▶ The request
Which lines in the records below contain the word "выкопанная"? Copy each one out.
-- Start Information supplied --
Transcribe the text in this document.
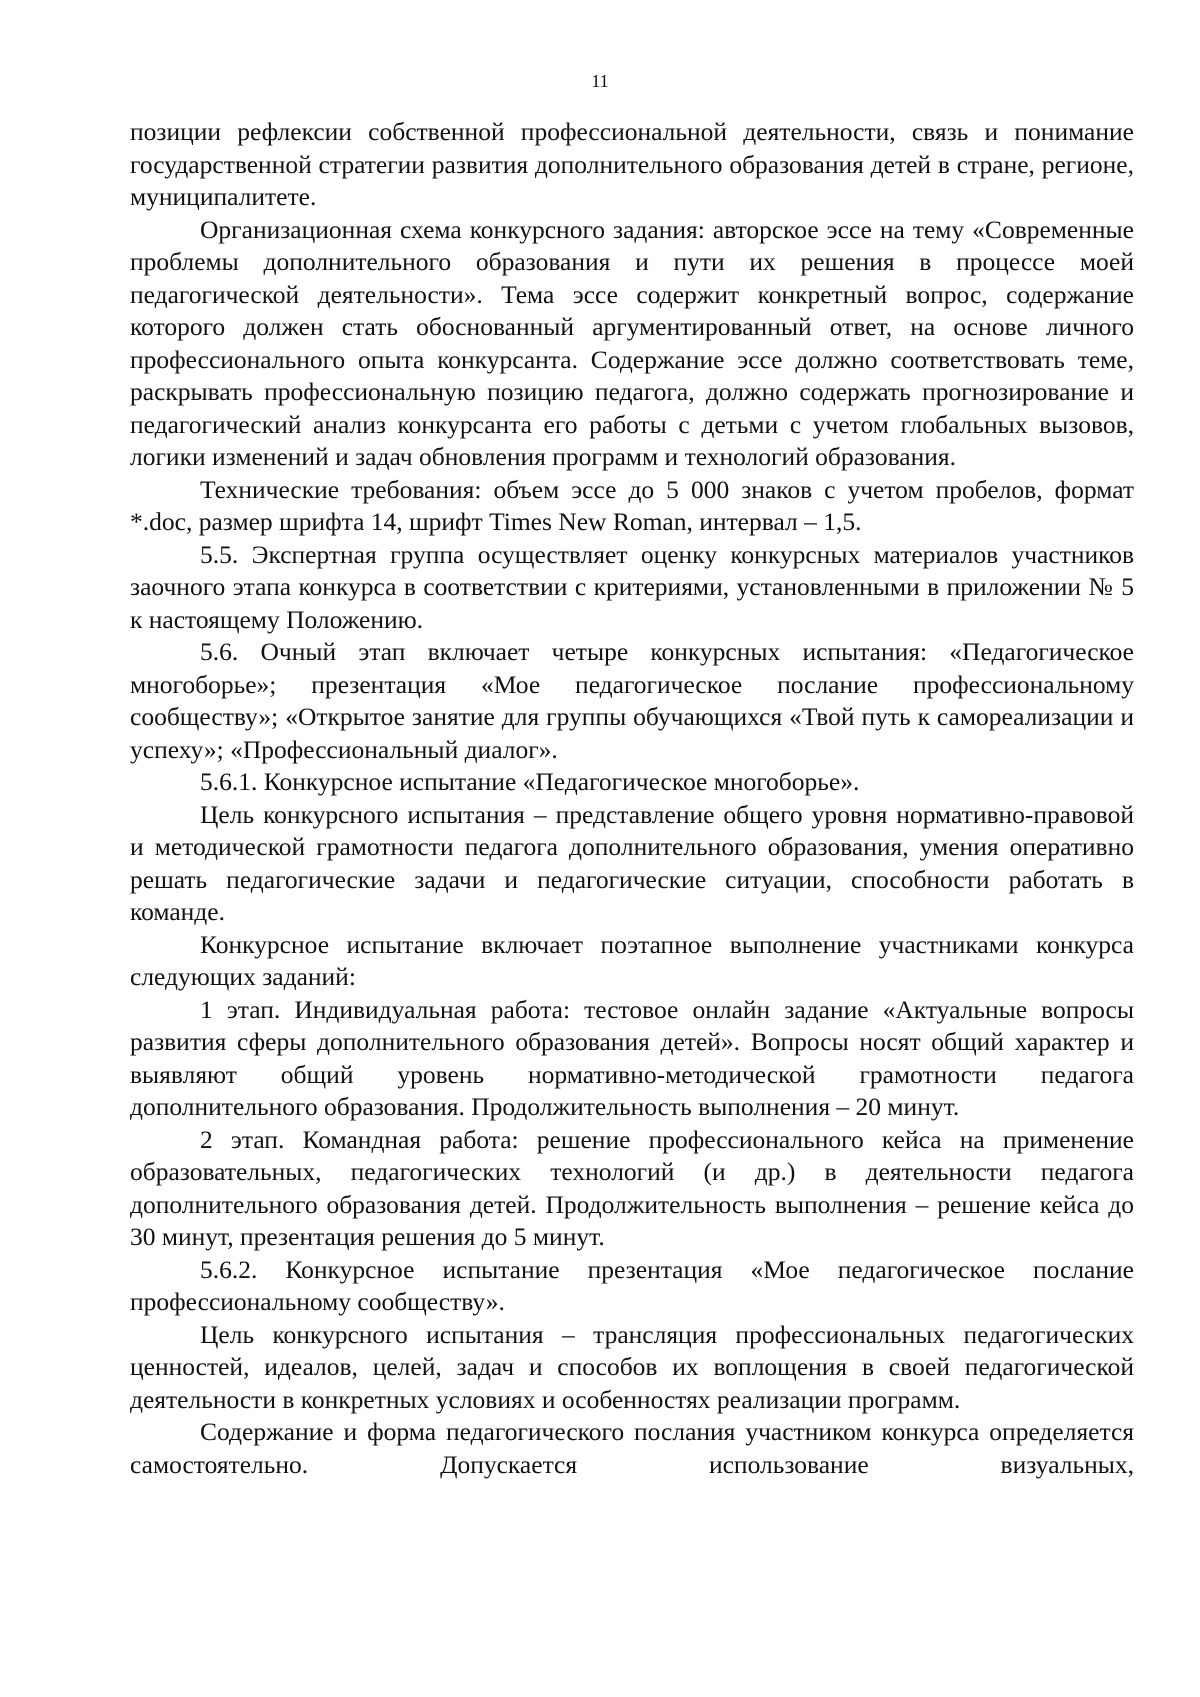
11

позиции рефлексии собственной профессиональной деятельности, связь и понимание государственной стратегии развития дополнительного образования детей в стране, регионе, муниципалитете.

Организационная схема конкурсного задания: авторское эссе на тему «Современные проблемы дополнительного образования и пути их решения в процессе моей педагогической деятельности». Тема эссе содержит конкретный вопрос, содержание которого должен стать обоснованный аргументированный ответ, на основе личного профессионального опыта конкурсанта. Содержание эссе должно соответствовать теме, раскрывать профессиональную позицию педагога, должно содержать прогнозирование и педагогический анализ конкурсанта его работы с детьми с учетом глобальных вызовов, логики изменений и задач обновления программ и технологий образования.

Технические требования: объем эссе до 5 000 знаков с учетом пробелов, формат *.doc, размер шрифта 14, шрифт Times New Roman, интервал – 1,5.

5.5. Экспертная группа осуществляет оценку конкурсных материалов участников заочного этапа конкурса в соответствии с критериями, установленными в приложении № 5 к настоящему Положению.

5.6. Очный этап включает четыре конкурсных испытания: «Педагогическое многоборье»; презентация «Мое педагогическое послание профессиональному сообществу»; «Открытое занятие для группы обучающихся «Твой путь к самореализации и успеху»; «Профессиональный диалог».

5.6.1. Конкурсное испытание «Педагогическое многоборье».

Цель конкурсного испытания – представление общего уровня нормативно-правовой и методической грамотности педагога дополнительного образования, умения оперативно решать педагогические задачи и педагогические ситуации, способности работать в команде.

Конкурсное испытание включает поэтапное выполнение участниками конкурса следующих заданий:

1 этап. Индивидуальная работа: тестовое онлайн задание «Актуальные вопросы развития сферы дополнительного образования детей». Вопросы носят общий характер и выявляют общий уровень нормативно-методической грамотности педагога дополнительного образования. Продолжительность выполнения – 20 минут.

2 этап. Командная работа: решение профессионального кейса на применение образовательных, педагогических технологий (и др.) в деятельности педагога дополнительного образования детей. Продолжительность выполнения – решение кейса до 30 минут, презентация решения до 5 минут.

5.6.2. Конкурсное испытание презентация «Мое педагогическое послание профессиональному сообществу».

Цель конкурсного испытания – трансляция профессиональных педагогических ценностей, идеалов, целей, задач и способов их воплощения в своей педагогической деятельности в конкретных условиях и особенностях реализации программ.

Содержание и форма педагогического послания участником конкурса определяется самостоятельно. Допускается использование визуальных,
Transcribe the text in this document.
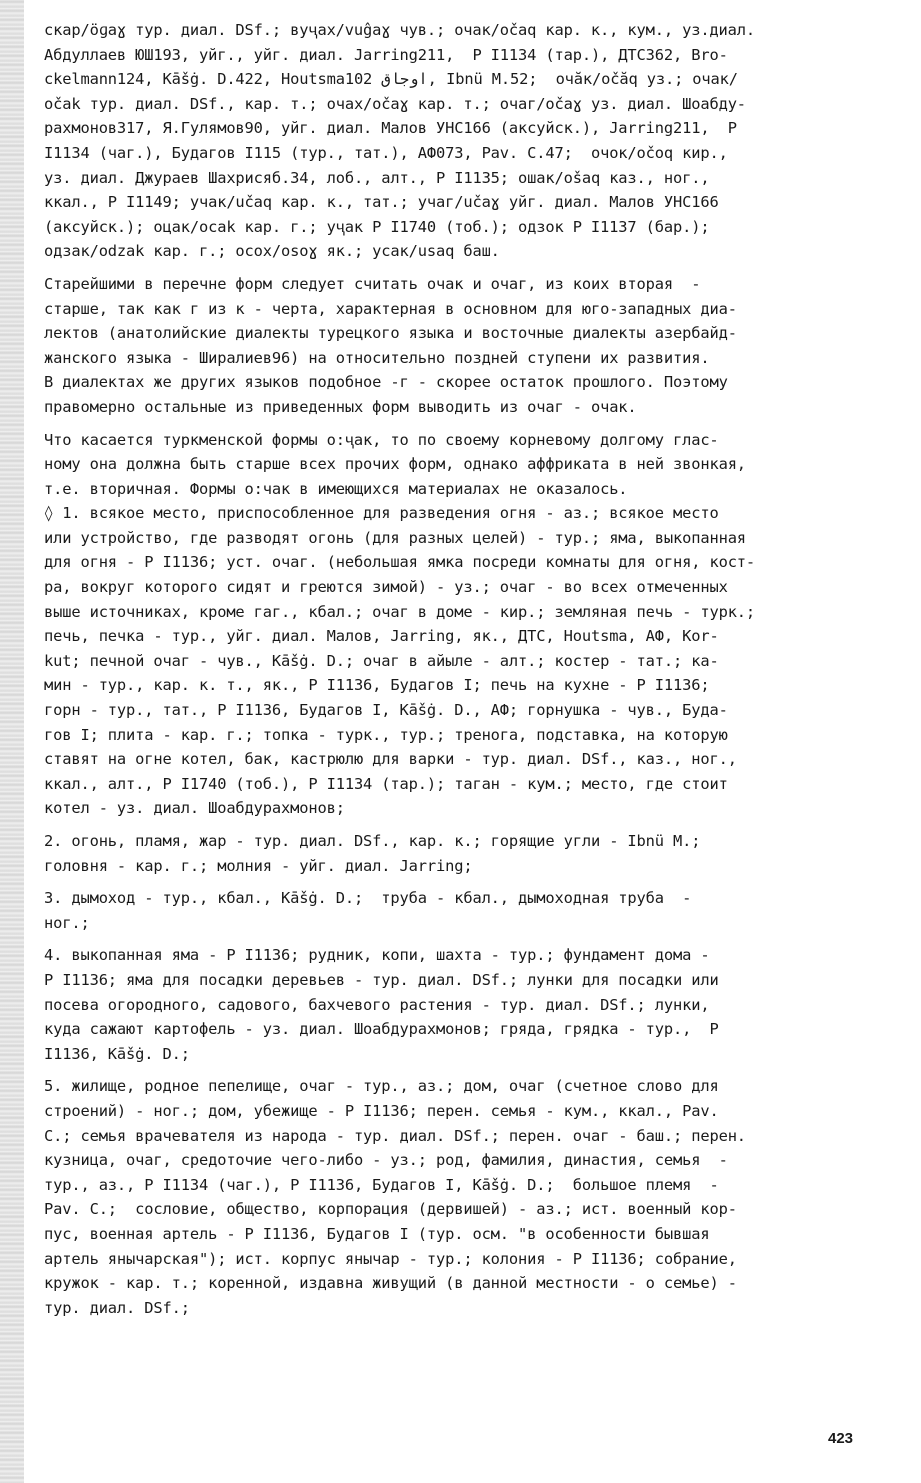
скар/öɡaɣ тур. диал. DSf.; вуҷах/vuĝaɣ чув.; очак/očaq кар. к., кум., уз.диал.
Абдуллаев ЮШ193, уйг., уйг. диал. Jarring211,  Р I1134 (тар.), ДТС362, Bro-
ckelmann124, Kāšġ. D.422, Houtsma102 اوجاق, Ibnü M.52;  очăк/očăq уз.; очак/
očak тур. диал. DSf., кар. т.; очах/očaɣ кар. т.; очаг/očaɣ уз. диал. Шоабду-
рахмонов317, Я.Гулямов90, уйг. диал. Малов УНС166 (аксуйск.), Jarring211,  Р
I1134 (чаг.), Будагов I115 (тур., тат.), АФ073, Pav. C.47;  очок/očoq кир.,
уз. диал. Джураев Шахрисяб.34, лоб., алт., Р I1135; ошак/ošaq каз., ног.,
ккал., Р I1149; учак/učaq кар. к., тат.; учаг/učaɣ уйг. диал. Малов УНС166
(аксуйск.); оцак/ocak кар. г.; уҷак Р I1740 (тоб.); одзок Р I1137 (бар.);
одзак/odzak кар. г.; осох/osoɣ як.; усак/usaq баш.

Старейшими в перечне форм следует считать очак и очаг, из коих вторая  -
старше, так как г из к - черта, характерная в основном для юго-западных диа-
лектов (анатолийские диалекты турецкого языка и восточные диалекты азербайд-
жанского языка - Ширалиев96) на относительно поздней ступени их развития.
В диалектах же других языков подобное -г - скорее остаток прошлого. Поэтому
правомерно остальные из приведенных форм выводить из очаг - очак.

Что касается туркменской формы о:ҷак, то по своему корневому долгому глас-
ному она должна быть старше всех прочих форм, однако аффриката в ней звонкая,
т.е. вторичная. Формы о:чак в имеющихся материалах не оказалось.
◊ 1. всякое место, приспособленное для разведения огня - аз.; всякое место
или устройство, где разводят огонь (для разных целей) - тур.; яма, выкопанная
для огня - Р I1136; уст. очаг. (небольшая ямка посреди комнаты для огня, кост-
ра, вокруг которого сидят и греются зимой) - уз.; очаг - во всех отмеченных
выше источниках, кроме гаг., кбал.; очаг в доме - кир.; земляная печь - турк.;
печь, печка - тур., уйг. диал. Малов, Jarring, як., ДТС, Houtsma, АФ, Kor-
kut; печной очаг - чув., Kāšġ. D.; очаг в айыле - алт.; костер - тат.; ка-
мин - тур., кар. к. т., як., Р I1136, Будагов I; печь на кухне - Р I1136;
горн - тур., тат., Р I1136, Будагов I, Kāšġ. D., АФ; горнушка - чув., Буда-
гов I; плита - кар. г.; топка - турк., тур.; тренога, подставка, на которую
ставят на огне котел, бак, кастрюлю для варки - тур. диал. DSf., каз., ног.,
ккал., алт., Р I1740 (тоб.), Р I1134 (тар.); таган - кум.; место, где стоит
котел - уз. диал. Шоабдурахмонов;

2. огонь, пламя, жар - тур. диал. DSf., кар. к.; горящие угли - Ibnü M.;
головня - кар. г.; молния - уйг. диал. Jarring;

3. дымоход - тур., кбал., Kāšġ. D.;  труба - кбал., дымоходная труба  -
ног.;

4. выкопанная яма - Р I1136; рудник, копи, шахта - тур.; фундамент дома -
Р I1136; яма для посадки деревьев - тур. диал. DSf.; лунки для посадки или
посева огородного, садового, бахчевого растения - тур. диал. DSf.; лунки,
куда сажают картофель - уз. диал. Шоабдурахмонов; гряда, грядка - тур.,  Р
I1136, Kāšġ. D.;

5. жилище, родное пепелище, очаг - тур., аз.; дом, очаг (счетное слово для
строений) - ног.; дом, убежище - Р I1136; перен. семья - кум., ккал., Pav.
C.; семья врачевателя из народа - тур. диал. DSf.; перен. очаг - баш.; перен.
кузница, очаг, средоточие чего-либо - уз.; род, фамилия, династия, семья  -
тур., аз., Р I1134 (чаг.), Р I1136, Будагов I, Kāšġ. D.;  большое племя  -
Pav. C.;  сословие, общество, корпорация (дервишей) - аз.; ист. военный кор-
пус, военная артель - Р I1136, Будагов I (тур. осм. "в особенности бывшая
артель янычарская"); ист. корпус янычар - тур.; колония - Р I1136; собрание,
кружок - кар. т.; коренной, издавна живущий (в данной местности - о семье) -
тур. диал. DSf.;

423
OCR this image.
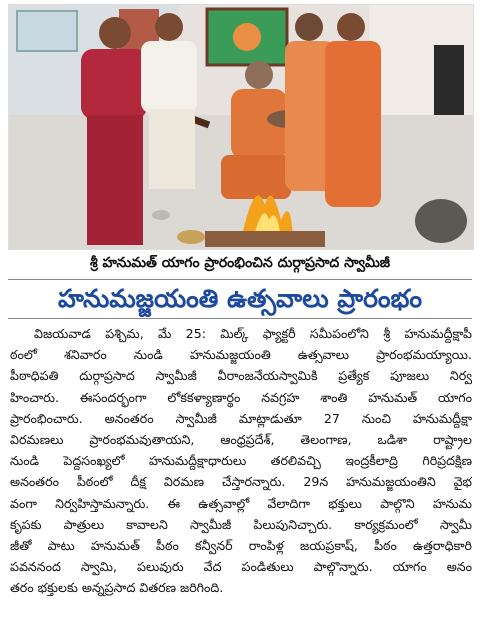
శ్రీ హనుమత్ యాగం ప్రారంభించిన దుర్గాప్రసాద స్వామీజీ
హనుమజ్జయంతి ఉత్సవాలు ప్రారంభం
విజయవాడ పశ్చిమ, మే 25: మిల్క్ ఫ్యాక్టరీ సమీపంలోని శ్రీ హనుమద్దీక్షాపీ
ఠంలో శనివారం నుండి హనుమజ్జయంతి ఉత్సవాలు ప్రారంభమయ్యాయి.
పీఠాధిపతి దుర్గాప్రసాద స్వామీజీ వీరాంజనేయస్వామికి ప్రత్యేక పూజలు నిర్వ
హించారు. ఈసందర్భంగా లోకకళ్యాణార్థం నవగ్రహ శాంతి హనుమత్ యాగం
ప్రారంభించారు. అనంతరం స్వామీజీ మాట్లాడుతూ 27 నుంచి హనుమద్దీక్షా
విరమణలు ప్రారంభమవుతాయని, ఆంధ్రప్రదేశ్, తెలంగాణ, ఒడిశా రాష్ట్రాల
నుండి పెద్దసంఖ్యలో హనుమద్దీక్షాధారులు తరలివచ్చి ఇంద్రకీలాద్రి గిరిప్రదక్షిణ
అనంతరం పీఠంలో దీక్ష విరమణ చేస్తారన్నారు. 29న హనుమజ్జయంతిని వైభ
వంగా నిర్వహిస్తామన్నారు. ఈ ఉత్సవాల్లో వేలాదిగా భక్తులు పాల్గొని హనుమ
కృపకు పాత్రులు కావాలని స్వామీజీ పిలుపునిచ్చారు. కార్యక్రమంలో స్వామీ
జీతో పాటు హనుమత్ పీఠం కన్వీనర్ రాంపిళ్ల జయప్రకాష్, పీఠం ఉత్తరాధికారి
పవననంద స్వామి, పలువురు వేద పండితులు పాల్గొన్నారు. యాగం అనం
తరం భక్తులకు అన్నప్రసాద వితరణ జరిగింది.
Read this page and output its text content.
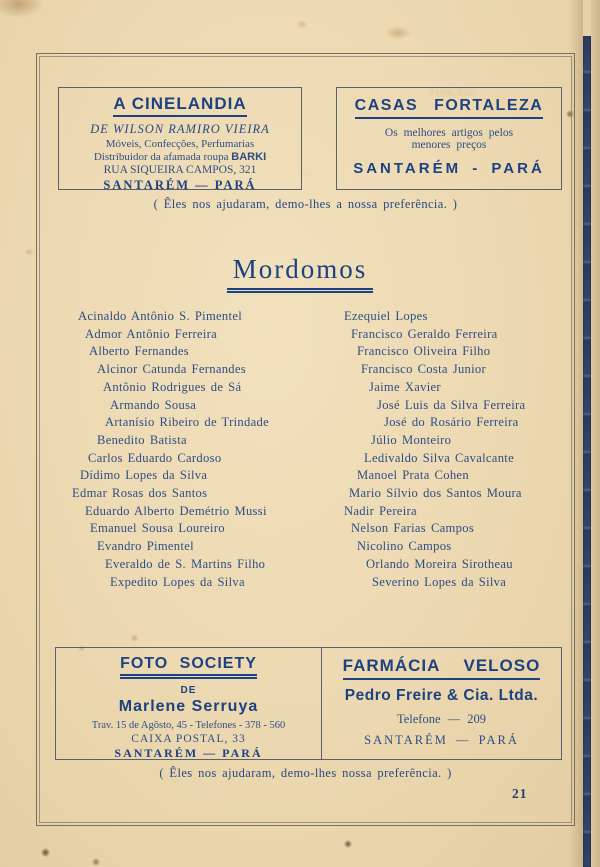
rancisc
......
A CINELANDIA
DE WILSON RAMIRO VIEIRA
Móveis, Confecções, Perfumarias
Distribuidor da afamada roupa BARKI
RUA SIQUEIRA CAMPOS, 321
SANTARÉM — PARÁ
CASAS FORTALEZA
Os melhores artigos pelos
menores preços
SANTARÉM - PARÁ
( Êles nos ajudaram, demo-lhes a nossa preferência. )
Mordomos
Acinaldo Antônio S. Pimentel
Admor Antônio Ferreira
Alberto Fernandes
Alcinor Catunda Fernandes
Antônio Rodrigues de Sá
Armando Sousa
Artanísio Ribeiro de Trindade
Benedito Batista
Carlos Eduardo Cardoso
Dídimo Lopes da Silva
Edmar Rosas dos Santos
Eduardo Alberto Demétrio Mussi
Emanuel Sousa Loureiro
Evandro Pimentel
Everaldo de S. Martins Filho
Expedito Lopes da Silva
Ezequiel Lopes
Francisco Geraldo Ferreira
Francisco Oliveira Filho
Francisco Costa Junior
Jaime Xavier
José Luis da Silva Ferreira
José do Rosário Ferreira
Júlio Monteiro
Ledivaldo Silva Cavalcante
Manoel Prata Cohen
Mario Sílvio dos Santos Moura
Nadir Pereira
Nelson Farias Campos
Nicolino Campos
Orlando Moreira Sirotheau
Severino Lopes da Silva
FOTO SOCIETY
DE
Marlene Serruya
Trav. 15 de Agôsto, 45 - Telefones - 378 - 560
CAIXA POSTAL, 33
SANTARÉM — PARÁ
FARMÁCIA VELOSO
Pedro Freire & Cia. Ltda.
Telefone — 209
SANTARÉM — PARÁ
( Êles nos ajudaram, demo-lhes nossa preferência. )
21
-- End Information supplied --
▶ Response to the exercise
или устройство, где разводят огонь (для разных целей) - тур.; яма, выкопанная
4. выкопанная яма - Р I1136; рудник, копи, шахта - тур.; фундамент дома -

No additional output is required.